» Objective
Reproduce the data below line for line, leaving out the pictures.

» Records

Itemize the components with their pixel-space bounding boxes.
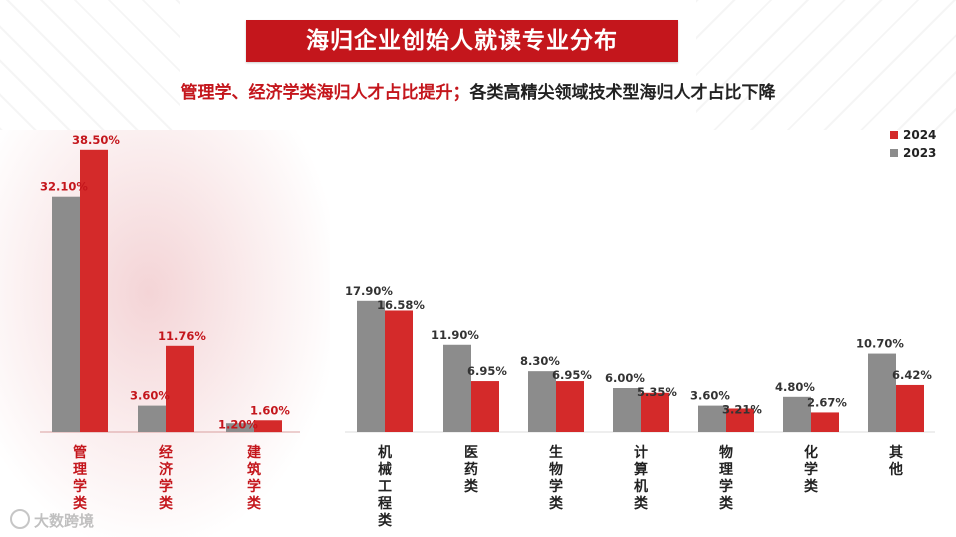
subtitle-rest: 各类高精尖领域技术型海归人才占比下降: [469, 83, 776, 103]
category-label-3-char-0: 机: [378, 444, 392, 461]
subtitle-highlight: 管理学、经济学类海归人才占比提升；: [180, 83, 470, 103]
category-label-5-char-3: 类: [549, 495, 564, 512]
category-label-1-char-1: 济: [159, 461, 174, 478]
bar-2023-9: [868, 353, 896, 432]
category-label-5-char-2: 学: [549, 478, 563, 495]
data-label-2023-2: 1.20%: [218, 417, 258, 431]
data-label-2023-6: 6.00%: [605, 371, 645, 385]
legend-item-2024: 2024: [890, 126, 936, 144]
bar-2024-3: [385, 310, 413, 432]
watermark: 大数跨境: [10, 509, 94, 531]
category-label-3-char-3: 程: [378, 496, 392, 512]
category-label-7-char-0: 物: [719, 444, 733, 461]
data-label-2024-7: 3.21%: [722, 403, 762, 417]
data-label-2023-4: 11.90%: [431, 328, 479, 342]
category-label-5-char-1: 物: [549, 461, 563, 478]
category-label-0-char-1: 理: [73, 462, 87, 478]
category-label-0-char-3: 类: [73, 495, 88, 512]
bar-2024-7: [726, 408, 754, 432]
category-label-2-char-3: 类: [247, 495, 262, 512]
bar-2024-4: [471, 381, 499, 432]
data-label-2024-9: 6.42%: [892, 368, 932, 382]
watermark-text: 大数跨境: [34, 512, 95, 530]
bar-2024-6: [641, 392, 669, 432]
data-label-2024-2: 1.60%: [250, 403, 290, 417]
bar-2024-8: [811, 412, 839, 432]
category-label-0-char-2: 学: [73, 478, 87, 495]
chart-legend: 2024 2023: [890, 126, 936, 162]
category-label-4-char-2: 类: [464, 478, 479, 495]
bar-2023-2: [226, 423, 254, 432]
data-label-2024-3: 16.58%: [377, 298, 425, 312]
category-label-5-char-0: 生: [549, 444, 563, 461]
category-label-6-char-3: 类: [634, 495, 649, 512]
data-label-2023-3: 17.90%: [345, 284, 393, 298]
legend-swatch-2023: [890, 149, 898, 157]
data-label-2023-9: 10.70%: [856, 337, 904, 351]
category-label-1-char-2: 学: [159, 478, 173, 495]
data-label-2023-0: 32.10%: [40, 180, 88, 194]
category-label-1-char-3: 类: [159, 495, 174, 512]
data-label-2023-1: 3.60%: [130, 389, 170, 403]
category-label-3-char-4: 类: [378, 512, 393, 529]
bar-2023-8: [783, 396, 811, 432]
category-label-0-char-0: 管: [73, 444, 87, 461]
data-label-2024-5: 6.95%: [552, 368, 592, 382]
data-label-2024-8: 2.67%: [807, 395, 847, 409]
category-label-6-char-1: 算: [634, 461, 648, 478]
category-label-7-char-2: 学: [719, 478, 733, 495]
data-label-2024-1: 11.76%: [158, 329, 206, 343]
bar-2023-4: [443, 344, 471, 432]
background-pattern-right: [696, 0, 956, 130]
watermark-logo-icon: [10, 509, 30, 529]
legend-label-2023: 2023: [903, 146, 937, 160]
data-label-2024-6: 5.35%: [637, 385, 677, 399]
category-label-7-char-1: 理: [719, 462, 733, 478]
bar-2023-1: [138, 405, 166, 432]
data-label-2023-8: 4.80%: [775, 380, 815, 394]
bar-2023-5: [528, 371, 556, 432]
bar-2023-6: [613, 388, 641, 432]
category-label-2-char-0: 建: [247, 444, 261, 461]
legend-item-2023: 2023: [890, 144, 936, 162]
bar-2023-0: [52, 196, 80, 432]
legend-label-2024: 2024: [903, 128, 937, 142]
category-label-2-char-1: 筑: [247, 461, 261, 478]
data-label-2024-0: 38.50%: [72, 133, 120, 147]
bar-2024-5: [556, 381, 584, 432]
category-label-4-char-0: 医: [464, 445, 478, 461]
bar-2023-7: [698, 405, 726, 432]
data-label-2024-4: 6.95%: [467, 364, 507, 378]
category-label-6-char-0: 计: [634, 444, 648, 461]
bar-2024-1: [166, 345, 194, 432]
bar-2024-9: [896, 384, 924, 432]
page-title: 海归企业创始人就读专业分布: [246, 20, 678, 62]
category-label-3-char-1: 械: [378, 461, 392, 478]
category-label-3-char-2: 工: [378, 479, 392, 495]
category-label-8-char-2: 类: [804, 478, 819, 495]
background-pattern-left: [0, 0, 180, 130]
bar-2024-2: [254, 420, 282, 432]
data-label-2023-5: 8.30%: [520, 354, 560, 368]
category-label-1-char-0: 经: [159, 444, 173, 461]
subtitle: 管理学、经济学类海归人才占比提升；各类高精尖领域技术型海归人才占比下降: [0, 80, 956, 106]
category-label-9-char-0: 其: [889, 445, 903, 461]
category-label-8-char-1: 学: [804, 461, 818, 478]
category-label-2-char-2: 学: [247, 478, 261, 495]
legend-swatch-2024: [890, 131, 898, 139]
bar-2023-3: [357, 300, 385, 432]
category-label-6-char-2: 机: [634, 478, 648, 495]
category-label-9-char-1: 他: [888, 461, 903, 478]
data-label-2023-7: 3.60%: [690, 389, 730, 403]
bar-2024-0: [80, 149, 108, 433]
category-label-8-char-0: 化: [804, 444, 818, 461]
category-label-4-char-1: 药: [464, 461, 478, 478]
category-label-7-char-3: 类: [719, 495, 734, 512]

» Task output
Itemize the components with their pixel-space bounding boxes.
subtitle-rest: 各类高精尖领域技术型海归人才占比下降: [469, 83, 776, 103]
category-label-3-char-0: 机: [378, 444, 392, 461]
subtitle-highlight: 管理学、经济学类海归人才占比提升；: [180, 83, 470, 103]
category-label-5-char-3: 类: [549, 495, 564, 512]
category-label-1-char-1: 济: [159, 461, 174, 478]
bar-2023-9: [868, 353, 896, 432]
category-label-5-char-2: 学: [549, 478, 563, 495]
data-label-2023-2: 1.20%: [218, 417, 258, 431]
data-label-2023-6: 6.00%: [605, 371, 645, 385]
legend-item-2024: 2024: [890, 126, 936, 144]
bar-2024-3: [385, 310, 413, 432]
watermark: 大数跨境: [10, 509, 94, 531]
category-label-3-char-3: 程: [378, 496, 392, 512]
category-label-7-char-0: 物: [719, 444, 733, 461]
data-label-2024-7: 3.21%: [722, 403, 762, 417]
data-label-2023-4: 11.90%: [431, 328, 479, 342]
category-label-5-char-1: 物: [549, 461, 563, 478]
category-label-0-char-1: 理: [73, 462, 87, 478]
category-label-0-char-3: 类: [73, 495, 88, 512]
bar-2024-7: [726, 408, 754, 432]
category-label-2-char-3: 类: [247, 495, 262, 512]
bar-2024-4: [471, 381, 499, 432]
data-label-2024-9: 6.42%: [892, 368, 932, 382]
watermark-text: 大数跨境: [34, 512, 95, 530]
bar-2024-6: [641, 392, 669, 432]
data-label-2024-2: 1.60%: [250, 403, 290, 417]
bar-2024-8: [811, 412, 839, 432]
category-label-0-char-2: 学: [73, 478, 87, 495]
chart-legend: 2024 2023: [890, 126, 936, 162]
category-label-4-char-2: 类: [464, 478, 479, 495]
bar-2023-2: [226, 423, 254, 432]
data-label-2024-3: 16.58%: [377, 298, 425, 312]
category-label-5-char-0: 生: [549, 444, 563, 461]
category-label-6-char-3: 类: [634, 495, 649, 512]
data-label-2023-3: 17.90%: [345, 284, 393, 298]
legend-swatch-2023: [890, 149, 898, 157]
data-label-2023-9: 10.70%: [856, 337, 904, 351]
category-label-1-char-2: 学: [159, 478, 173, 495]
data-label-2023-0: 32.10%: [40, 180, 88, 194]
category-label-1-char-3: 类: [159, 495, 174, 512]
data-label-2023-1: 3.60%: [130, 389, 170, 403]
category-label-3-char-4: 类: [378, 512, 393, 529]
bar-2023-8: [783, 396, 811, 432]
category-label-0-char-0: 管: [73, 444, 87, 461]
data-label-2024-5: 6.95%: [552, 368, 592, 382]
data-label-2024-8: 2.67%: [807, 395, 847, 409]
category-label-6-char-1: 算: [634, 461, 648, 478]
category-label-7-char-2: 学: [719, 478, 733, 495]
data-label-2024-1: 11.76%: [158, 329, 206, 343]
bar-2023-4: [443, 344, 471, 432]
background-pattern-right: [696, 0, 956, 130]
watermark-logo-icon: [10, 509, 30, 529]
legend-label-2023: 2023: [903, 146, 937, 160]
data-label-2024-6: 5.35%: [637, 385, 677, 399]
category-label-7-char-1: 理: [719, 462, 733, 478]
bar-2023-1: [138, 405, 166, 432]
data-label-2023-8: 4.80%: [775, 380, 815, 394]
bar-2023-5: [528, 371, 556, 432]
bar-2023-6: [613, 388, 641, 432]
category-label-2-char-0: 建: [247, 444, 261, 461]
legend-item-2023: 2023: [890, 144, 936, 162]
bar-2023-0: [52, 196, 80, 432]
legend-label-2024: 2024: [903, 128, 937, 142]
category-label-2-char-1: 筑: [247, 461, 261, 478]
data-label-2024-0: 38.50%: [72, 133, 120, 147]
bar-2024-5: [556, 381, 584, 432]
category-label-4-char-0: 医: [464, 445, 478, 461]
bar-2023-7: [698, 405, 726, 432]
data-label-2024-4: 6.95%: [467, 364, 507, 378]
category-label-6-char-0: 计: [634, 444, 648, 461]
bar-2024-1: [166, 345, 194, 432]
bar-2024-9: [896, 384, 924, 432]
page-title: 海归企业创始人就读专业分布: [246, 20, 678, 62]
category-label-3-char-1: 械: [378, 461, 392, 478]
category-label-3-char-2: 工: [378, 479, 392, 495]
category-label-8-char-2: 类: [804, 478, 819, 495]
background-pattern-left: [0, 0, 180, 130]
bar-2024-2: [254, 420, 282, 432]
data-label-2023-5: 8.30%: [520, 354, 560, 368]
category-label-1-char-0: 经: [159, 444, 173, 461]
subtitle: 管理学、经济学类海归人才占比提升；各类高精尖领域技术型海归人才占比下降: [0, 80, 956, 106]
category-label-9-char-0: 其: [889, 445, 903, 461]
category-label-8-char-1: 学: [804, 461, 818, 478]
category-label-2-char-2: 学: [247, 478, 261, 495]
legend-swatch-2024: [890, 131, 898, 139]
bar-2023-3: [357, 300, 385, 432]
category-label-6-char-2: 机: [634, 478, 648, 495]
category-label-9-char-1: 他: [888, 461, 903, 478]
data-label-2023-7: 3.60%: [690, 389, 730, 403]
bar-2024-0: [80, 149, 108, 433]
category-label-8-char-0: 化: [804, 444, 818, 461]
category-label-4-char-1: 药: [464, 461, 478, 478]
category-label-7-char-3: 类: [719, 495, 734, 512]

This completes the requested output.